Stored data entries:

## START

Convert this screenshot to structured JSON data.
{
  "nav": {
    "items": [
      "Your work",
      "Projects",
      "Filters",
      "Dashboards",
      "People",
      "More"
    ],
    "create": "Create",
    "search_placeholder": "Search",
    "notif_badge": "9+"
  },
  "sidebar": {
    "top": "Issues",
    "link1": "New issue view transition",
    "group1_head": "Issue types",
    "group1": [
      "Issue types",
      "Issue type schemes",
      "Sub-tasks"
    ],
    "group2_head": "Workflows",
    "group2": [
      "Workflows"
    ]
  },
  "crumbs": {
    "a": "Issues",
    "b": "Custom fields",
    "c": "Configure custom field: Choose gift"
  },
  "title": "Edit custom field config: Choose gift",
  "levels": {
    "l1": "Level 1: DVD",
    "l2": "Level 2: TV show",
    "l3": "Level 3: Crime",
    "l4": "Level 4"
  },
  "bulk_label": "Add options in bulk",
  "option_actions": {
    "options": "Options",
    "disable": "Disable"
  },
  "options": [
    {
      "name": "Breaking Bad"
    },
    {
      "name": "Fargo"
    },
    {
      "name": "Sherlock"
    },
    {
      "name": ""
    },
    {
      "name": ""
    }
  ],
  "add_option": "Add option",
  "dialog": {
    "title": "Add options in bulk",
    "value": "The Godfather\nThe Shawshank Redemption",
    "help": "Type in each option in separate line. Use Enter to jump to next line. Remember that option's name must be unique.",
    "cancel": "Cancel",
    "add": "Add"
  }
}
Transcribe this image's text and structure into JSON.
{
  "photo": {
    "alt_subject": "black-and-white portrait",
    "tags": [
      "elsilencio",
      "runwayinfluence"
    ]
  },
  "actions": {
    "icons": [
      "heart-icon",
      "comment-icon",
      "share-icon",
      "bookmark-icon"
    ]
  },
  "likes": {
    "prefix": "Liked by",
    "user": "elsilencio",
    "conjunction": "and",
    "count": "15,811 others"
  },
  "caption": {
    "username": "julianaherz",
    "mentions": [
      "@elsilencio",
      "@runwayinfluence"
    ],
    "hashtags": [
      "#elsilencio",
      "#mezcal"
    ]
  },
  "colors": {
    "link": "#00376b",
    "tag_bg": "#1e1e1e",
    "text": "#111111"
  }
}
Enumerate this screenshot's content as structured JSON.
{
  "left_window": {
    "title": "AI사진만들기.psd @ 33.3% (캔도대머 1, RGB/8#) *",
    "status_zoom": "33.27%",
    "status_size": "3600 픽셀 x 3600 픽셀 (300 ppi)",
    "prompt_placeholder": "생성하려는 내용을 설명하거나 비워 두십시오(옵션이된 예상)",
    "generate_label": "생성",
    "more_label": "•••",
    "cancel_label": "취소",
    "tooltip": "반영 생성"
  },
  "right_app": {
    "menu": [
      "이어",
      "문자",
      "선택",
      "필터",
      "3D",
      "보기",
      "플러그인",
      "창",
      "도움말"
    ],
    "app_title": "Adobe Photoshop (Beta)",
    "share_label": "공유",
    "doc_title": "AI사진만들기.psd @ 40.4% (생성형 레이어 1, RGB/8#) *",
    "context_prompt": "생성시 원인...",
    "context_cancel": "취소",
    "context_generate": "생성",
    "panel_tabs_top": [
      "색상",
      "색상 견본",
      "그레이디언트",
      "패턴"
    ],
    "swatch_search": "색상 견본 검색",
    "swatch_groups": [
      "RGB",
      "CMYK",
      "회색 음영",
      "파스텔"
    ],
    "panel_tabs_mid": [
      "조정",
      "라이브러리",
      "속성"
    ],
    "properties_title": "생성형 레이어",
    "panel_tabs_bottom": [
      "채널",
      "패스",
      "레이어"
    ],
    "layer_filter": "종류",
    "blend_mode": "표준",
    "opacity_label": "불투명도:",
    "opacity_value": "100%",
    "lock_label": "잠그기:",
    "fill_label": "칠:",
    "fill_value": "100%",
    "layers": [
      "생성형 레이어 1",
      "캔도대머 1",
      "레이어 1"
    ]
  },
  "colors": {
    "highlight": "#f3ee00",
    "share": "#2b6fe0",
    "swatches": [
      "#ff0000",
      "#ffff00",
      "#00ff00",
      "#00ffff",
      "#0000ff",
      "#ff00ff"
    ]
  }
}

## END

[Brief] Identify and extract each line of the listing that contains "screenshot".

[Expected answer]
Convert this screenshot to structured JSON data.
Enumerate this screenshot's content as structured JSON.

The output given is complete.